Each record must be retyped in full. No character may differ.

Records shown:
:::

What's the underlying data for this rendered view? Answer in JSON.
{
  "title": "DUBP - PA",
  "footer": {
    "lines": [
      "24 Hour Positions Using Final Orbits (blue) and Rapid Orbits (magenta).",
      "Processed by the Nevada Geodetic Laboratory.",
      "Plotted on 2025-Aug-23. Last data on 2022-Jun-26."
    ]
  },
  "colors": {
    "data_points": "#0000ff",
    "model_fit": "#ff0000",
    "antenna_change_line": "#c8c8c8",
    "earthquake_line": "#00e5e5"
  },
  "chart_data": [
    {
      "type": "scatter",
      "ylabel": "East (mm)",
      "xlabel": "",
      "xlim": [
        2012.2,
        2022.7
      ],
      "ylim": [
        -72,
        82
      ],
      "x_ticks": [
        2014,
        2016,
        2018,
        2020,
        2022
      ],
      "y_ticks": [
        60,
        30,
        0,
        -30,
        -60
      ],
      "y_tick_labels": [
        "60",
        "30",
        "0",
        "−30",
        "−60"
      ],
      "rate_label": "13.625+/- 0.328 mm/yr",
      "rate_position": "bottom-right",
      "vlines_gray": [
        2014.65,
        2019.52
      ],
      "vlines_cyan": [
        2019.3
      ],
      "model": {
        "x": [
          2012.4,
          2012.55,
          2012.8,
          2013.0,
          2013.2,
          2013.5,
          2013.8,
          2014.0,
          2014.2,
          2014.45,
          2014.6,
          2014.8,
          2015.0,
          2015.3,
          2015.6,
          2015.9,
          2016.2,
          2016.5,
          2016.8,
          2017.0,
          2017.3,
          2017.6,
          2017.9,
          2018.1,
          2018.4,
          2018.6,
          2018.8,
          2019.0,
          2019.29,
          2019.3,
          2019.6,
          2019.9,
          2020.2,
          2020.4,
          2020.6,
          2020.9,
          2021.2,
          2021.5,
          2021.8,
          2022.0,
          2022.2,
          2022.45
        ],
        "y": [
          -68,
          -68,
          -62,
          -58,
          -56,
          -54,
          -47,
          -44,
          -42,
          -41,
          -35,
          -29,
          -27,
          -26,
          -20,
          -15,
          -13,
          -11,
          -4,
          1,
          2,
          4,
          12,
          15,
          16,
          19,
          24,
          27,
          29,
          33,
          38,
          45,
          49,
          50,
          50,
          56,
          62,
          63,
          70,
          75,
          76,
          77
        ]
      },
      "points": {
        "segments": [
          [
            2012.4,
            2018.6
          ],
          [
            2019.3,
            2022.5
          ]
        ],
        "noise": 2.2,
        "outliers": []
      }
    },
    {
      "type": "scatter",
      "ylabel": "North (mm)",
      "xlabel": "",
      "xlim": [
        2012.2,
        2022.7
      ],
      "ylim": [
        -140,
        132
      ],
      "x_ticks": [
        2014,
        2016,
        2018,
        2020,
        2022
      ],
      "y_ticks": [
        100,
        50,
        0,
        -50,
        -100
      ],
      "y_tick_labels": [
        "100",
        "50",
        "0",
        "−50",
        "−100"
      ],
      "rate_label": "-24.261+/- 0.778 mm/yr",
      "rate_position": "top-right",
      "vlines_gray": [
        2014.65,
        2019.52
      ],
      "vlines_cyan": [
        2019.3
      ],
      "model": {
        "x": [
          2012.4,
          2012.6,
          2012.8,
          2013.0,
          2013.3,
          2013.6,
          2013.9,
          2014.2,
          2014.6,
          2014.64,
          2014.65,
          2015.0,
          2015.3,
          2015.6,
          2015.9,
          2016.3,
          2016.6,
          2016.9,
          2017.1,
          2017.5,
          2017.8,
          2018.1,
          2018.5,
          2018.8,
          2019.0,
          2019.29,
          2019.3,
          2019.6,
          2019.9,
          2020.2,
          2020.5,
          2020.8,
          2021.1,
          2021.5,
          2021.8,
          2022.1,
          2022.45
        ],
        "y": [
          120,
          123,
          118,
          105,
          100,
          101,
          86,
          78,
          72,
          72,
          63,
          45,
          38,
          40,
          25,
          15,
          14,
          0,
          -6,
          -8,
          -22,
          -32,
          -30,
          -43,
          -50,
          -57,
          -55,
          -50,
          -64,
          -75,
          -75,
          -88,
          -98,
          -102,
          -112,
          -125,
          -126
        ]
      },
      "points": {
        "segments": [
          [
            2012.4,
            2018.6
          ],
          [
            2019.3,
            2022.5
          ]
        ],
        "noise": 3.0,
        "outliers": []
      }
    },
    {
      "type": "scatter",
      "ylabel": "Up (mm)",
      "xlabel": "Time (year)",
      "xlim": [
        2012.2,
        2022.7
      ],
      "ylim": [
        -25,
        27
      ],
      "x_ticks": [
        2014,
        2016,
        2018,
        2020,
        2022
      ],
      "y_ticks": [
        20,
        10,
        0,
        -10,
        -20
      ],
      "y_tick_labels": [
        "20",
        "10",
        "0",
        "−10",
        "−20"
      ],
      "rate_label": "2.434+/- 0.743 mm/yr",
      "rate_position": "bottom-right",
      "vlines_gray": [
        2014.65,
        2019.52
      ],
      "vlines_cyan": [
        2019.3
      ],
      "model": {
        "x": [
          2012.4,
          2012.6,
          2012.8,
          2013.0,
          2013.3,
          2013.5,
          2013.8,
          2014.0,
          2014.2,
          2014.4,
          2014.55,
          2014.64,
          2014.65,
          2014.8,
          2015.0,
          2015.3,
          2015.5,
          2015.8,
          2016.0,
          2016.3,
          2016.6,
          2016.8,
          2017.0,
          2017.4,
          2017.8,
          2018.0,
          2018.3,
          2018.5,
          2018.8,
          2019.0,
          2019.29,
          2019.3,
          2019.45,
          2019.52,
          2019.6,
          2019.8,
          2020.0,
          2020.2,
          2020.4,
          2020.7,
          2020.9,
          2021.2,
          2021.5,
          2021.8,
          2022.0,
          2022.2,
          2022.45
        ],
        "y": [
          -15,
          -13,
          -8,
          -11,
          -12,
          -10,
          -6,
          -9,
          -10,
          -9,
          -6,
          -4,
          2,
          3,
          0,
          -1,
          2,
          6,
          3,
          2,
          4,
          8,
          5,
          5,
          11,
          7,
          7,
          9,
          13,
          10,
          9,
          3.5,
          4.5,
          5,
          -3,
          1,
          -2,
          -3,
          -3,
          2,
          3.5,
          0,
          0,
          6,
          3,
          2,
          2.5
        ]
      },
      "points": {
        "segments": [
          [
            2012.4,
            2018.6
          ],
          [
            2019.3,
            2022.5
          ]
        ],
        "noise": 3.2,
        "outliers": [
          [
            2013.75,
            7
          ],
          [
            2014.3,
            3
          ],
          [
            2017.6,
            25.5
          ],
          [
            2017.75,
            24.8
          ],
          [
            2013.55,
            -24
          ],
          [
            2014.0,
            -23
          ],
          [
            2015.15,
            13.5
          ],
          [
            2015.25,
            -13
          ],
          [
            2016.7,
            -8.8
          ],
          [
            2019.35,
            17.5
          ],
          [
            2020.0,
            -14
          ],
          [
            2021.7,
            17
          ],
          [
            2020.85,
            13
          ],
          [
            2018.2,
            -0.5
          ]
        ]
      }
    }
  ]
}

:::

The output:
What's the underlying data for this rendered view? Answer in JSON.
{
  "title": "DUBP - PA",
  "footer": {
    "lines": [
      "24 Hour Positions Using Final Orbits (blue) and Rapid Orbits (magenta).",
      "Processed by the Nevada Geodetic Laboratory.",
      "Plotted on 2025-Aug-23. Last data on 2022-Jun-26."
    ]
  },
  "colors": {
    "data_points": "#0000ff",
    "model_fit": "#ff0000",
    "antenna_change_line": "#c8c8c8",
    "earthquake_line": "#00e5e5"
  },
  "chart_data": [
    {
      "type": "scatter",
      "ylabel": "East (mm)",
      "xlabel": "",
      "xlim": [
        2012.2,
        2022.7
      ],
      "ylim": [
        -72,
        82
      ],
      "x_ticks": [
        2014,
        2016,
        2018,
        2020,
        2022
      ],
      "y_ticks": [
        60,
        30,
        0,
        -30,
        -60
      ],
      "y_tick_labels": [
        "60",
        "30",
        "0",
        "−30",
        "−60"
      ],
      "rate_label": "13.625+/- 0.328 mm/yr",
      "rate_position": "bottom-right",
      "vlines_gray": [
        2014.65,
        2019.52
      ],
      "vlines_cyan": [
        2019.3
      ],
      "model": {
        "x": [
          2012.4,
          2012.55,
          2012.8,
          2013.0,
          2013.2,
          2013.5,
          2013.8,
          2014.0,
          2014.2,
          2014.45,
          2014.6,
          2014.8,
          2015.0,
          2015.3,
          2015.6,
          2015.9,
          2016.2,
          2016.5,
          2016.8,
          2017.0,
          2017.3,
          2017.6,
          2017.9,
          2018.1,
          2018.4,
          2018.6,
          2018.8,
          2019.0,
          2019.29,
          2019.3,
          2019.6,
          2019.9,
          2020.2,
          2020.4,
          2020.6,
          2020.9,
          2021.2,
          2021.5,
          2021.8,
          2022.0,
          2022.2,
          2022.45
        ],
        "y": [
          -68,
          -68,
          -62,
          -58,
          -56,
          -54,
          -47,
          -44,
          -42,
          -41,
          -35,
          -29,
          -27,
          -26,
          -20,
          -15,
          -13,
          -11,
          -4,
          1,
          2,
          4,
          12,
          15,
          16,
          19,
          24,
          27,
          29,
          33,
          38,
          45,
          49,
          50,
          50,
          56,
          62,
          63,
          70,
          75,
          76,
          77
        ]
      },
      "points": {
        "segments": [
          [
            2012.4,
            2018.6
          ],
          [
            2019.3,
            2022.5
          ]
        ],
        "noise": 2.2,
        "outliers": []
      }
    },
    {
      "type": "scatter",
      "ylabel": "North (mm)",
      "xlabel": "",
      "xlim": [
        2012.2,
        2022.7
      ],
      "ylim": [
        -140,
        132
      ],
      "x_ticks": [
        2014,
        2016,
        2018,
        2020,
        2022
      ],
      "y_ticks": [
        100,
        50,
        0,
        -50,
        -100
      ],
      "y_tick_labels": [
        "100",
        "50",
        "0",
        "−50",
        "−100"
      ],
      "rate_label": "-24.261+/- 0.778 mm/yr",
      "rate_position": "top-right",
      "vlines_gray": [
        2014.65,
        2019.52
      ],
      "vlines_cyan": [
        2019.3
      ],
      "model": {
        "x": [
          2012.4,
          2012.6,
          2012.8,
          2013.0,
          2013.3,
          2013.6,
          2013.9,
          2014.2,
          2014.6,
          2014.64,
          2014.65,
          2015.0,
          2015.3,
          2015.6,
          2015.9,
          2016.3,
          2016.6,
          2016.9,
          2017.1,
          2017.5,
          2017.8,
          2018.1,
          2018.5,
          2018.8,
          2019.0,
          2019.29,
          2019.3,
          2019.6,
          2019.9,
          2020.2,
          2020.5,
          2020.8,
          2021.1,
          2021.5,
          2021.8,
          2022.1,
          2022.45
        ],
        "y": [
          120,
          123,
          118,
          105,
          100,
          101,
          86,
          78,
          72,
          72,
          63,
          45,
          38,
          40,
          25,
          15,
          14,
          0,
          -6,
          -8,
          -22,
          -32,
          -30,
          -43,
          -50,
          -57,
          -55,
          -50,
          -64,
          -75,
          -75,
          -88,
          -98,
          -102,
          -112,
          -125,
          -126
        ]
      },
      "points": {
        "segments": [
          [
            2012.4,
            2018.6
          ],
          [
            2019.3,
            2022.5
          ]
        ],
        "noise": 3.0,
        "outliers": []
      }
    },
    {
      "type": "scatter",
      "ylabel": "Up (mm)",
      "xlabel": "Time (year)",
      "xlim": [
        2012.2,
        2022.7
      ],
      "ylim": [
        -25,
        27
      ],
      "x_ticks": [
        2014,
        2016,
        2018,
        2020,
        2022
      ],
      "y_ticks": [
        20,
        10,
        0,
        -10,
        -20
      ],
      "y_tick_labels": [
        "20",
        "10",
        "0",
        "−10",
        "−20"
      ],
      "rate_label": "2.434+/- 0.743 mm/yr",
      "rate_position": "bottom-right",
      "vlines_gray": [
        2014.65,
        2019.52
      ],
      "vlines_cyan": [
        2019.3
      ],
      "model": {
        "x": [
          2012.4,
          2012.6,
          2012.8,
          2013.0,
          2013.3,
          2013.5,
          2013.8,
          2014.0,
          2014.2,
          2014.4,
          2014.55,
          2014.64,
          2014.65,
          2014.8,
          2015.0,
          2015.3,
          2015.5,
          2015.8,
          2016.0,
          2016.3,
          2016.6,
          2016.8,
          2017.0,
          2017.4,
          2017.8,
          2018.0,
          2018.3,
          2018.5,
          2018.8,
          2019.0,
          2019.29,
          2019.3,
          2019.45,
          2019.52,
          2019.6,
          2019.8,
          2020.0,
          2020.2,
          2020.4,
          2020.7,
          2020.9,
          2021.2,
          2021.5,
          2021.8,
          2022.0,
          2022.2,
          2022.45
        ],
        "y": [
          -15,
          -13,
          -8,
          -11,
          -12,
          -10,
          -6,
          -9,
          -10,
          -9,
          -6,
          -4,
          2,
          3,
          0,
          -1,
          2,
          6,
          3,
          2,
          4,
          8,
          5,
          5,
          11,
          7,
          7,
          9,
          13,
          10,
          9,
          3.5,
          4.5,
          5,
          -3,
          1,
          -2,
          -3,
          -3,
          2,
          3.5,
          0,
          0,
          6,
          3,
          2,
          2.5
        ]
      },
      "points": {
        "segments": [
          [
            2012.4,
            2018.6
          ],
          [
            2019.3,
            2022.5
          ]
        ],
        "noise": 3.2,
        "outliers": [
          [
            2013.75,
            7
          ],
          [
            2014.3,
            3
          ],
          [
            2017.6,
            25.5
          ],
          [
            2017.75,
            24.8
          ],
          [
            2013.55,
            -24
          ],
          [
            2014.0,
            -23
          ],
          [
            2015.15,
            13.5
          ],
          [
            2015.25,
            -13
          ],
          [
            2016.7,
            -8.8
          ],
          [
            2019.35,
            17.5
          ],
          [
            2020.0,
            -14
          ],
          [
            2021.7,
            17
          ],
          [
            2020.85,
            13
          ],
          [
            2018.2,
            -0.5
          ]
        ]
      }
    }
  ]
}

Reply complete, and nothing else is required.